OBJECTIVE | Can you give all the records again without altering a single character?
━━━━━━━━━━━━━━━━━━━━━━━━━━━━━━
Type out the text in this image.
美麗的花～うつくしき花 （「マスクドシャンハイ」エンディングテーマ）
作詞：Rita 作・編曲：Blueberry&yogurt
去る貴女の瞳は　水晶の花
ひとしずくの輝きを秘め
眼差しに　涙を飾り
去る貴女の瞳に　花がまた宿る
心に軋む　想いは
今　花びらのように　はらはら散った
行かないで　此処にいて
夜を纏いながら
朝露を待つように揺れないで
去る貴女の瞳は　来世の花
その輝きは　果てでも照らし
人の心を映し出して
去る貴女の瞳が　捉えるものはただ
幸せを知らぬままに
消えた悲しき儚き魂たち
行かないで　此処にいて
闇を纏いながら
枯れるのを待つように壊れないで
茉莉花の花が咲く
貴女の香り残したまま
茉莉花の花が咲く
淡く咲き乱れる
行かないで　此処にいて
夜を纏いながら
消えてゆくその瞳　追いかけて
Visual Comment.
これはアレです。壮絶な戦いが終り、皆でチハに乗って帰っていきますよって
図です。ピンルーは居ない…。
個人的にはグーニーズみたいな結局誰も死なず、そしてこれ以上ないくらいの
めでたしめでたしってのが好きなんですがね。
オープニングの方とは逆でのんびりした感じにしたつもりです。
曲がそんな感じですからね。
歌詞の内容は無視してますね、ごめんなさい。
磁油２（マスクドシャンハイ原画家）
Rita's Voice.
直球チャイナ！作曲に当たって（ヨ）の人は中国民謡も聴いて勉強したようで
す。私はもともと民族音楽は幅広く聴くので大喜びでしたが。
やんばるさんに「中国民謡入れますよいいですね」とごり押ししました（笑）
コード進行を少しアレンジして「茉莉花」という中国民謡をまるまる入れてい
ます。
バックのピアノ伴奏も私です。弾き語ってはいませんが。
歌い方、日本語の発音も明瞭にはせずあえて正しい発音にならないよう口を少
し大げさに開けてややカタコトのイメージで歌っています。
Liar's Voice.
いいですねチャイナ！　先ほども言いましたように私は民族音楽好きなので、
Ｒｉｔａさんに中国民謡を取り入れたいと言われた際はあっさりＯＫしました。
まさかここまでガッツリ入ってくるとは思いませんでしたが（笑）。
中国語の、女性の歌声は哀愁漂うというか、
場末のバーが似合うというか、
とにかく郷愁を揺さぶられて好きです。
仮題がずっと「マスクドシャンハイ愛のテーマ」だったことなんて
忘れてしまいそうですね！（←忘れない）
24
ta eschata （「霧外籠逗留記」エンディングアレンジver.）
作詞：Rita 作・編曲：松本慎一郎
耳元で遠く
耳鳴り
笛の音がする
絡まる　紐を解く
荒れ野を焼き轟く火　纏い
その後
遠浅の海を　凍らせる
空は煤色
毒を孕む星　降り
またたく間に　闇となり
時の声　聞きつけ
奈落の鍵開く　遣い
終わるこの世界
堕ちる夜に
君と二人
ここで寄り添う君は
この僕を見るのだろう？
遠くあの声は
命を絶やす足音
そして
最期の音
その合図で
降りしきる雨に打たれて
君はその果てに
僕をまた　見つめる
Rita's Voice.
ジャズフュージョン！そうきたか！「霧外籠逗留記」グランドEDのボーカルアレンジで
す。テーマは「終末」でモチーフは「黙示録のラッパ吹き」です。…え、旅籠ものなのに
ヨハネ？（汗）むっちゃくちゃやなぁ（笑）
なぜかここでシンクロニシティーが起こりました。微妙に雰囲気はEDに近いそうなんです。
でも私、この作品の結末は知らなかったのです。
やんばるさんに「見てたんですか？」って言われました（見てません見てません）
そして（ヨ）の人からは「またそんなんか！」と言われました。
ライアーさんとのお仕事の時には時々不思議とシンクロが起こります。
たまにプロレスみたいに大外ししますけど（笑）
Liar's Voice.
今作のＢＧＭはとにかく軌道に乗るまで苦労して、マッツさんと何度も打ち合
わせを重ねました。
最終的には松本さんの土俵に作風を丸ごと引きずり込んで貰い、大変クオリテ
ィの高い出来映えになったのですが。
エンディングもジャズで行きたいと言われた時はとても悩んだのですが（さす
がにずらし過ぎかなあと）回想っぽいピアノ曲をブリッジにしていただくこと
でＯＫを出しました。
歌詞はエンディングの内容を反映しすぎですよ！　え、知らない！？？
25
━━━━━━━━━━━━━━━━━━━━━━━━━━━━━━
EXERCISE RESULT |
Type out the text in this image.
美麗的花～うつくしき花 （「マスクドシャンハイ」エンディングテーマ）
作詞：Rita 作・編曲：Blueberry&yogurt
去る貴女の瞳は　水晶の花
ひとしずくの輝きを秘め
眼差しに　涙を飾り
去る貴女の瞳に　花がまた宿る
心に軋む　想いは
今　花びらのように　はらはら散った
行かないで　此処にいて
夜を纏いながら
朝露を待つように揺れないで
去る貴女の瞳は　来世の花
その輝きは　果てでも照らし
人の心を映し出して
去る貴女の瞳が　捉えるものはただ
幸せを知らぬままに
消えた悲しき儚き魂たち
行かないで　此処にいて
闇を纏いながら
枯れるのを待つように壊れないで
茉莉花の花が咲く
貴女の香り残したまま
茉莉花の花が咲く
淡く咲き乱れる
行かないで　此処にいて
夜を纏いながら
消えてゆくその瞳　追いかけて
Visual Comment.
これはアレです。壮絶な戦いが終り、皆でチハに乗って帰っていきますよって
図です。ピンルーは居ない…。
個人的にはグーニーズみたいな結局誰も死なず、そしてこれ以上ないくらいの
めでたしめでたしってのが好きなんですがね。
オープニングの方とは逆でのんびりした感じにしたつもりです。
曲がそんな感じですからね。
歌詞の内容は無視してますね、ごめんなさい。
磁油２（マスクドシャンハイ原画家）
Rita's Voice.
直球チャイナ！作曲に当たって（ヨ）の人は中国民謡も聴いて勉強したようで
す。私はもともと民族音楽は幅広く聴くので大喜びでしたが。
やんばるさんに「中国民謡入れますよいいですね」とごり押ししました（笑）
コード進行を少しアレンジして「茉莉花」という中国民謡をまるまる入れてい
ます。
バックのピアノ伴奏も私です。弾き語ってはいませんが。
歌い方、日本語の発音も明瞭にはせずあえて正しい発音にならないよう口を少
し大げさに開けてややカタコトのイメージで歌っています。
Liar's Voice.
いいですねチャイナ！　先ほども言いましたように私は民族音楽好きなので、
Ｒｉｔａさんに中国民謡を取り入れたいと言われた際はあっさりＯＫしました。
まさかここまでガッツリ入ってくるとは思いませんでしたが（笑）。
中国語の、女性の歌声は哀愁漂うというか、
場末のバーが似合うというか、
とにかく郷愁を揺さぶられて好きです。
仮題がずっと「マスクドシャンハイ愛のテーマ」だったことなんて
忘れてしまいそうですね！（←忘れない）
24
ta eschata （「霧外籠逗留記」エンディングアレンジver.）
作詞：Rita 作・編曲：松本慎一郎
耳元で遠く
耳鳴り
笛の音がする
絡まる　紐を解く
荒れ野を焼き轟く火　纏い
その後
遠浅の海を　凍らせる
空は煤色
毒を孕む星　降り
またたく間に　闇となり
時の声　聞きつけ
奈落の鍵開く　遣い
終わるこの世界
堕ちる夜に
君と二人
ここで寄り添う君は
この僕を見るのだろう？
遠くあの声は
命を絶やす足音
そして
最期の音
その合図で
降りしきる雨に打たれて
君はその果てに
僕をまた　見つめる
Rita's Voice.
ジャズフュージョン！そうきたか！「霧外籠逗留記」グランドEDのボーカルアレンジで
す。テーマは「終末」でモチーフは「黙示録のラッパ吹き」です。…え、旅籠ものなのに
ヨハネ？（汗）むっちゃくちゃやなぁ（笑）
なぜかここでシンクロニシティーが起こりました。微妙に雰囲気はEDに近いそうなんです。
でも私、この作品の結末は知らなかったのです。
やんばるさんに「見てたんですか？」って言われました（見てません見てません）
そして（ヨ）の人からは「またそんなんか！」と言われました。
ライアーさんとのお仕事の時には時々不思議とシンクロが起こります。
たまにプロレスみたいに大外ししますけど（笑）
Liar's Voice.
今作のＢＧＭはとにかく軌道に乗るまで苦労して、マッツさんと何度も打ち合
わせを重ねました。
最終的には松本さんの土俵に作風を丸ごと引きずり込んで貰い、大変クオリテ
ィの高い出来映えになったのですが。
エンディングもジャズで行きたいと言われた時はとても悩んだのですが（さす
がにずらし過ぎかなあと）回想っぽいピアノ曲をブリッジにしていただくこと
でＯＫを出しました。
歌詞はエンディングの内容を反映しすぎですよ！　え、知らない！？？
25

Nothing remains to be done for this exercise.